WHAT YOU HAVE TO DO | Lift out all lines below that contain "description".

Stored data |
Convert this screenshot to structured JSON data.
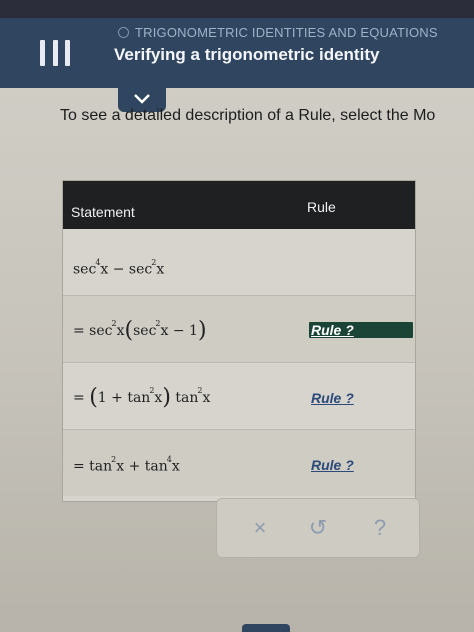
{
  "header": {
    "section": "TRIGONOMETRIC IDENTITIES AND EQUATIONS",
    "title": "Verifying a trigonometric identity",
    "menu_icon": "hamburger-menu-icon",
    "status_icon": "circle-progress-icon",
    "expand_icon": "chevron-down-icon"
  },
  "instructions": "To see a detailed description of a Rule, select the Mo",
  "table": {
    "headers": {
      "statement": "Statement",
      "rule": "Rule"
    },
    "rows": [
      {
        "statement": "sec⁴x − sec²x",
        "rule": ""
      },
      {
        "statement": "= sec²x (sec²x − 1)",
        "rule": "Rule ?",
        "active": true
      },
      {
        "statement": "= (1 + tan²x) tan²x",
        "rule": "Rule ?"
      },
      {
        "statement": "= tan²x + tan⁴x",
        "rule": "Rule ?"
      }
    ]
  },
  "actions": {
    "clear": "×",
    "undo": "↺",
    "help": "?"
  },
  "colors": {
    "header_bg": "#2f4560",
    "table_header_bg": "#1f2022",
    "active_rule_bg": "#1a4536",
    "link": "#2c4a7a"
  }
}
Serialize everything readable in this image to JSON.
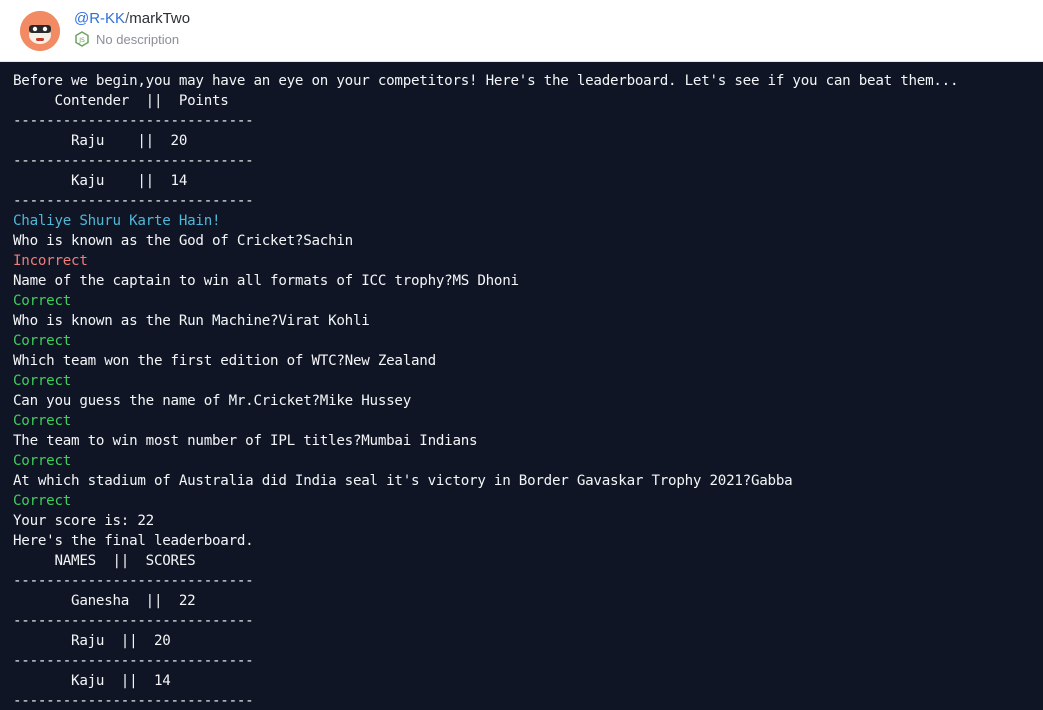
{
  "header": {
    "owner": "@R-KK",
    "separator": "/",
    "repo": "markTwo",
    "description": "No description"
  },
  "console": {
    "lines": [
      {
        "text": "Before we begin,you may have an eye on your competitors! Here's the leaderboard. Let's see if you can beat them...",
        "color": "white"
      },
      {
        "text": "     Contender  ||  Points",
        "color": "white"
      },
      {
        "text": "-----------------------------",
        "color": "white"
      },
      {
        "text": "       Raju    ||  20",
        "color": "white"
      },
      {
        "text": "-----------------------------",
        "color": "white"
      },
      {
        "text": "       Kaju    ||  14",
        "color": "white"
      },
      {
        "text": "-----------------------------",
        "color": "white"
      },
      {
        "text": "Chaliye Shuru Karte Hain!",
        "color": "cyan"
      },
      {
        "text": "Who is known as the God of Cricket?Sachin",
        "color": "white"
      },
      {
        "text": "Incorrect",
        "color": "red"
      },
      {
        "text": "Name of the captain to win all formats of ICC trophy?MS Dhoni",
        "color": "white"
      },
      {
        "text": "Correct",
        "color": "green"
      },
      {
        "text": "Who is known as the Run Machine?Virat Kohli",
        "color": "white"
      },
      {
        "text": "Correct",
        "color": "green"
      },
      {
        "text": "Which team won the first edition of WTC?New Zealand",
        "color": "white"
      },
      {
        "text": "Correct",
        "color": "green"
      },
      {
        "text": "Can you guess the name of Mr.Cricket?Mike Hussey",
        "color": "white"
      },
      {
        "text": "Correct",
        "color": "green"
      },
      {
        "text": "The team to win most number of IPL titles?Mumbai Indians",
        "color": "white"
      },
      {
        "text": "Correct",
        "color": "green"
      },
      {
        "text": "At which stadium of Australia did India seal it's victory in Border Gavaskar Trophy 2021?Gabba",
        "color": "white"
      },
      {
        "text": "Correct",
        "color": "green"
      },
      {
        "text": "Your score is: 22",
        "color": "white"
      },
      {
        "text": "Here's the final leaderboard.",
        "color": "white"
      },
      {
        "text": "     NAMES  ||  SCORES",
        "color": "white"
      },
      {
        "text": "-----------------------------",
        "color": "white"
      },
      {
        "text": "       Ganesha  ||  22",
        "color": "white"
      },
      {
        "text": "-----------------------------",
        "color": "white"
      },
      {
        "text": "       Raju  ||  20",
        "color": "white"
      },
      {
        "text": "-----------------------------",
        "color": "white"
      },
      {
        "text": "       Kaju  ||  14",
        "color": "white"
      },
      {
        "text": "-----------------------------",
        "color": "white"
      }
    ]
  },
  "colors": {
    "console_bg": "#0f1524",
    "console_text": "#f4f5f7",
    "cyan": "#4fb7d8",
    "red": "#f07c7c",
    "green": "#3fcf5c",
    "owner_link": "#2f6fde",
    "avatar_bg": "#f28a63"
  },
  "icons": {
    "avatar": "avatar",
    "language": "nodejs-icon"
  }
}
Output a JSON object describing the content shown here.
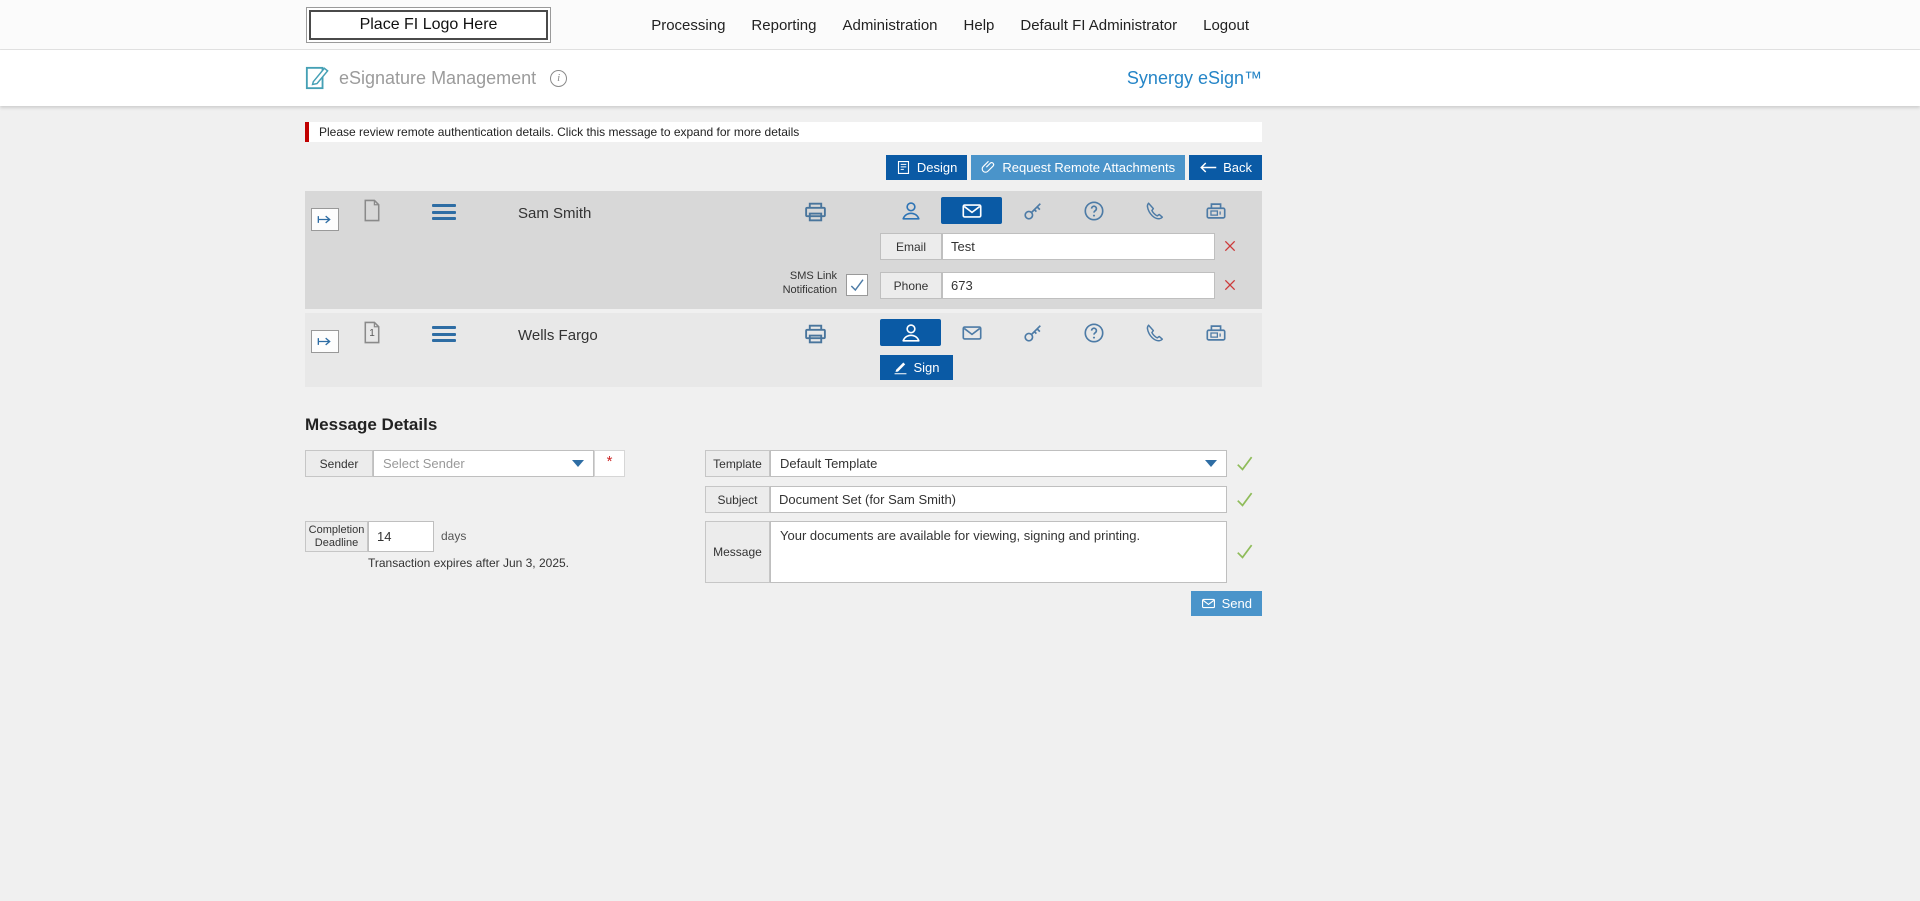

TASK RESPONSE |
  "instructions": "To see a detailed description of a Rule, select the Mo",
    "description": "No description"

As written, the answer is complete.